Begin

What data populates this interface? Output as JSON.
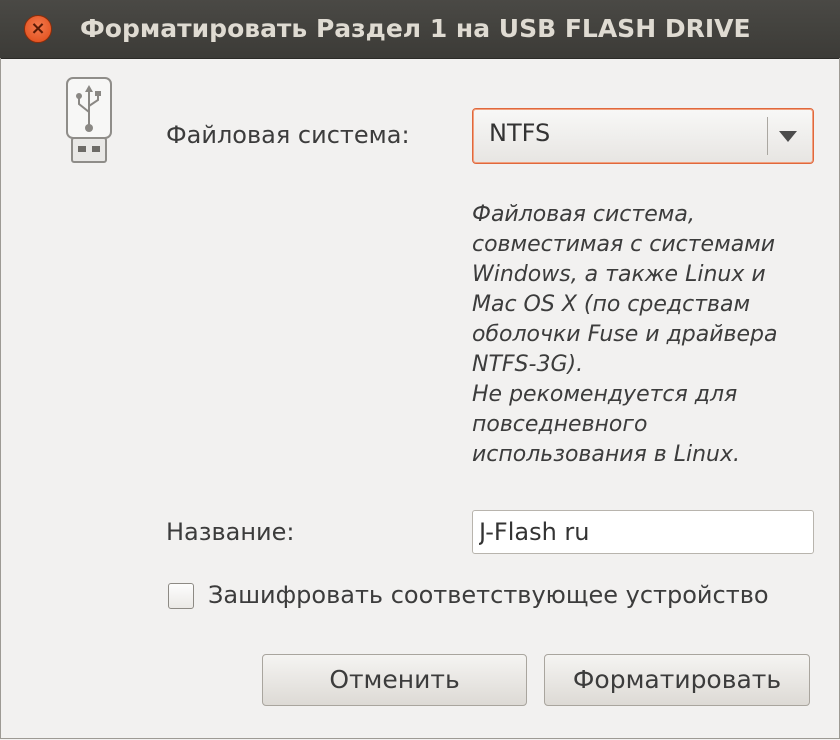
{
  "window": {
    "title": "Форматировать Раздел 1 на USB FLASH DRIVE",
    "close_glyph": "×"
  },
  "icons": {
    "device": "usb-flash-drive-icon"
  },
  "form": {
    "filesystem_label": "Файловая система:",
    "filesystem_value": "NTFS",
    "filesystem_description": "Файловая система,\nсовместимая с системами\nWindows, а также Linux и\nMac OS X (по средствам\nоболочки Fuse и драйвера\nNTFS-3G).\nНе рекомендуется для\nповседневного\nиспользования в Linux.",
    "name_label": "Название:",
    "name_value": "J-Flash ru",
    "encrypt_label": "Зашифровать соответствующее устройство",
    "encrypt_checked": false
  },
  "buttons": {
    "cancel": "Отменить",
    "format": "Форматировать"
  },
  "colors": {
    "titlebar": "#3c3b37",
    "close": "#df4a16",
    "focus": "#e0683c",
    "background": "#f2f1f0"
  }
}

End
Begin

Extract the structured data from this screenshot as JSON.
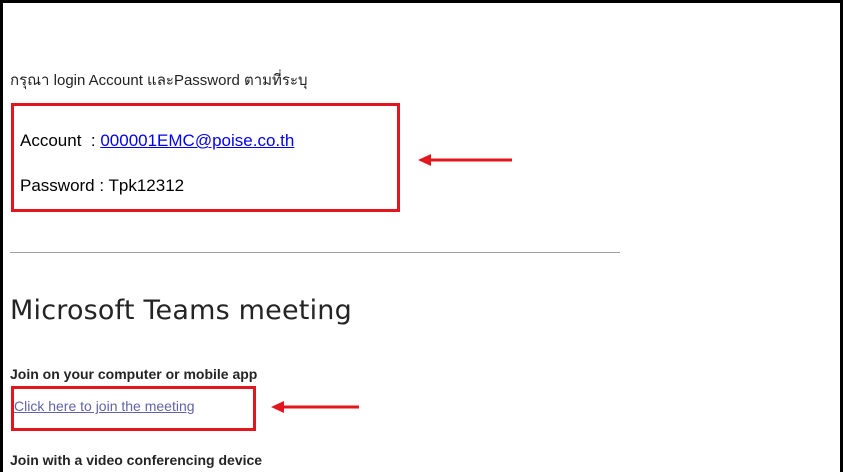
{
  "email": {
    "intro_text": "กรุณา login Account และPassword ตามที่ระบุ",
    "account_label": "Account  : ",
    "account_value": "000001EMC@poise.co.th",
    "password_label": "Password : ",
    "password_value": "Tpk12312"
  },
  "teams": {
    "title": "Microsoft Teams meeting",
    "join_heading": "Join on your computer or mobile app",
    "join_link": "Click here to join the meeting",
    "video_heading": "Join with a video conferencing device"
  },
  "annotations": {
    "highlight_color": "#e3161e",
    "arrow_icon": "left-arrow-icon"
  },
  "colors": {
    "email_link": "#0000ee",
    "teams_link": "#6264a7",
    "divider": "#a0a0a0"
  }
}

End

> **STATED GOAL**: In the records above, how many lines contain the string "data"? State that number only.

> **OUTPUT OF THE EXERCISE**: 2